◆ **EXERCISE**: Collect every line in the records below that contains the word "press".
-- START INPUT MATERIAL --
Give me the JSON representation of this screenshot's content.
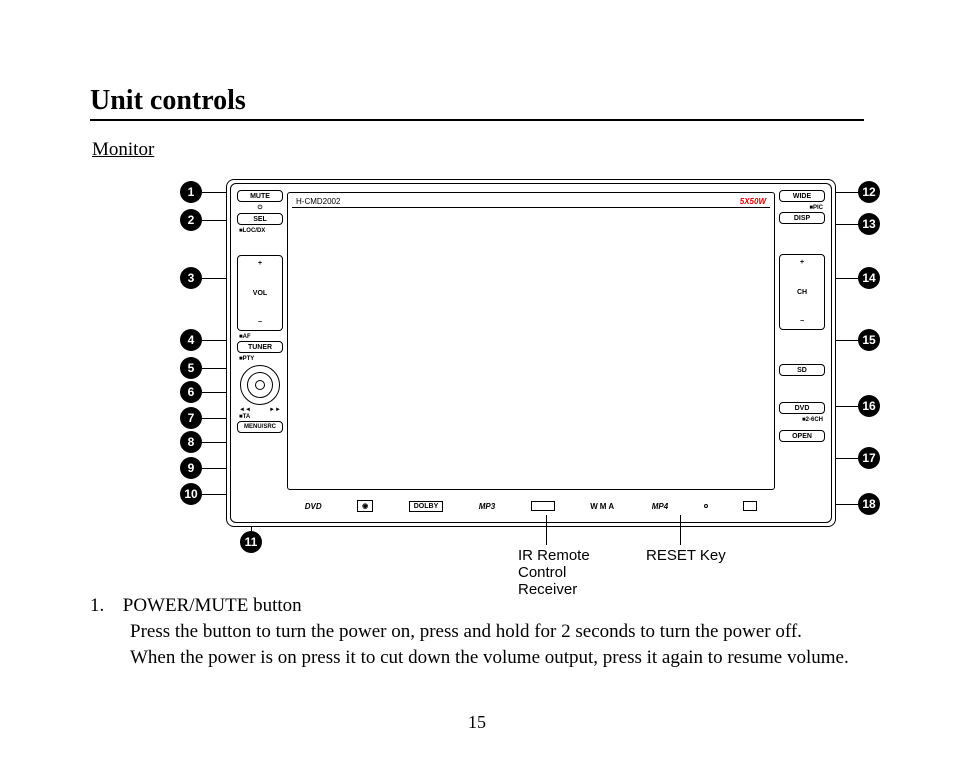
{
  "title": "Unit controls",
  "subtitle": "Monitor",
  "device": {
    "model": "H-CMD2002",
    "power_label": "5X50W",
    "left_buttons": {
      "mute": "MUTE",
      "power_sym": "⏻",
      "sel": "SEL",
      "locdx": "■LOC/DX",
      "vol_plus": "+",
      "vol_label": "VOL",
      "vol_minus": "−",
      "af": "■AF",
      "tuner": "TUNER",
      "pty": "■PTY",
      "ta": "■TA",
      "menu": "MENU/SRC",
      "knob_left": "◄◄",
      "knob_right": "►►"
    },
    "right_buttons": {
      "wide": "WIDE",
      "pic": "■PIC",
      "disp": "DISP",
      "ch_plus": "+",
      "ch_label": "CH",
      "ch_minus": "−",
      "sd": "SD",
      "dvd": "DVD",
      "ch26": "■2-6CH",
      "open": "OPEN"
    },
    "bottom_logos": {
      "dvd": "DVD",
      "disc": "◉",
      "dolby": "DOLBY",
      "mp3": "MP3",
      "wma": "WMA",
      "mp4": "MP4"
    }
  },
  "callouts": {
    "l1": "1",
    "l2": "2",
    "l3": "3",
    "l4": "4",
    "l5": "5",
    "l6": "6",
    "l7": "7",
    "l8": "8",
    "l9": "9",
    "l10": "10",
    "l11": "11",
    "r12": "12",
    "r13": "13",
    "r14": "14",
    "r15": "15",
    "r16": "16",
    "r17": "17",
    "r18": "18"
  },
  "annotations": {
    "ir": "IR Remote\nControl\nReceiver",
    "reset": "RESET Key"
  },
  "description": {
    "num": "1.",
    "heading": "POWER/MUTE button",
    "line1": "Press the button to turn the power on, press and hold for 2 seconds to turn the power off.",
    "line2": "When the power is on press it to cut down the volume output, press it again to resume volume."
  },
  "page_number": "15"
}
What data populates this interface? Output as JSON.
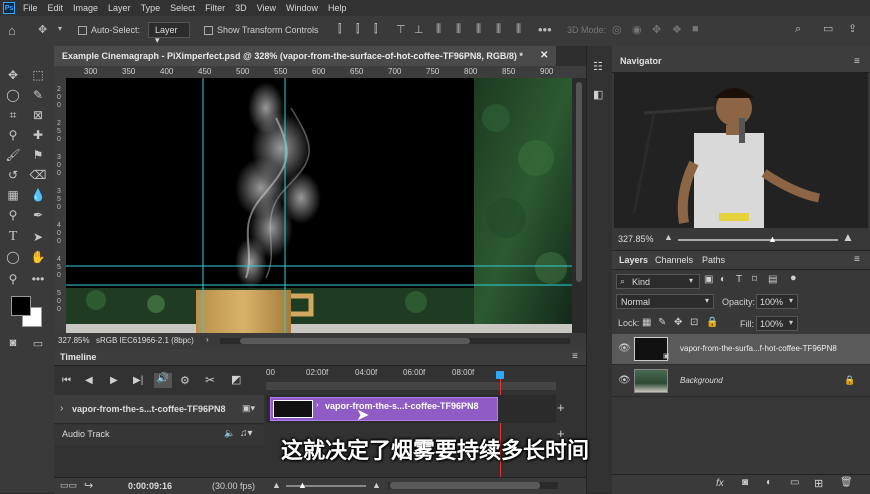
{
  "menu": [
    "File",
    "Edit",
    "Image",
    "Layer",
    "Type",
    "Select",
    "Filter",
    "3D",
    "View",
    "Window",
    "Help"
  ],
  "options": {
    "auto_select_label": "Auto-Select:",
    "layer_dropdown": "Layer",
    "show_transform_label": "Show Transform Controls",
    "mode_3d_label": "3D Mode:"
  },
  "document": {
    "tab_title": "Example Cinemagraph - PiXimperfect.psd @ 328% (vapor-from-the-surface-of-hot-coffee-TF96PN8, RGB/8) *",
    "ruler_marks": [
      "300",
      "350",
      "400",
      "450",
      "500",
      "550",
      "600",
      "650",
      "700",
      "750",
      "800",
      "850",
      "900"
    ],
    "ruler_left_marks": [
      "2\n0\n0",
      "2\n5\n0",
      "3\n0\n0",
      "3\n5\n0",
      "4\n0\n0",
      "4\n5\n0",
      "5\n0\n0"
    ],
    "zoom": "327.85%",
    "color_profile": "sRGB IEC61966-2.1 (8bpc)"
  },
  "timeline": {
    "title": "Timeline",
    "time_marks": [
      "00",
      "02:00f",
      "04:00f",
      "06:00f",
      "08:00f"
    ],
    "clip_track_label": "vapor-from-the-s...t-coffee-TF96PN8",
    "clip_label": "vapor-from-the-s...t-coffee-TF96PN8",
    "audio_track_label": "Audio Track",
    "current_time": "0:00:09:16",
    "fps": "(30.00 fps)"
  },
  "navigator": {
    "title": "Navigator",
    "zoom": "327.85%"
  },
  "layers_panel": {
    "tabs": [
      "Layers",
      "Channels",
      "Paths"
    ],
    "kind_label": "Kind",
    "blend_mode": "Normal",
    "opacity_label": "Opacity:",
    "opacity_value": "100%",
    "lock_label": "Lock:",
    "fill_label": "Fill:",
    "fill_value": "100%",
    "layers": [
      {
        "name": "vapor-from-the-surfa...f-hot-coffee-TF96PN8"
      },
      {
        "name": "Background"
      }
    ]
  },
  "subtitle": "这就决定了烟雾要持续多长时间",
  "colors": {
    "accent_blue": "#31a8ff",
    "clip_purple": "#8f5bc4",
    "guide_cyan": "#2fd0d8"
  }
}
-- END INPUT MATERIAL --
◆ **RESPONSE TO THE EXERCISE**:
    "line1": "Press the button to turn the power on, press and hold for 2 seconds to turn the power off.",
    "line2": "When the power is on press it to cut down the volume output, press it again to resume volume."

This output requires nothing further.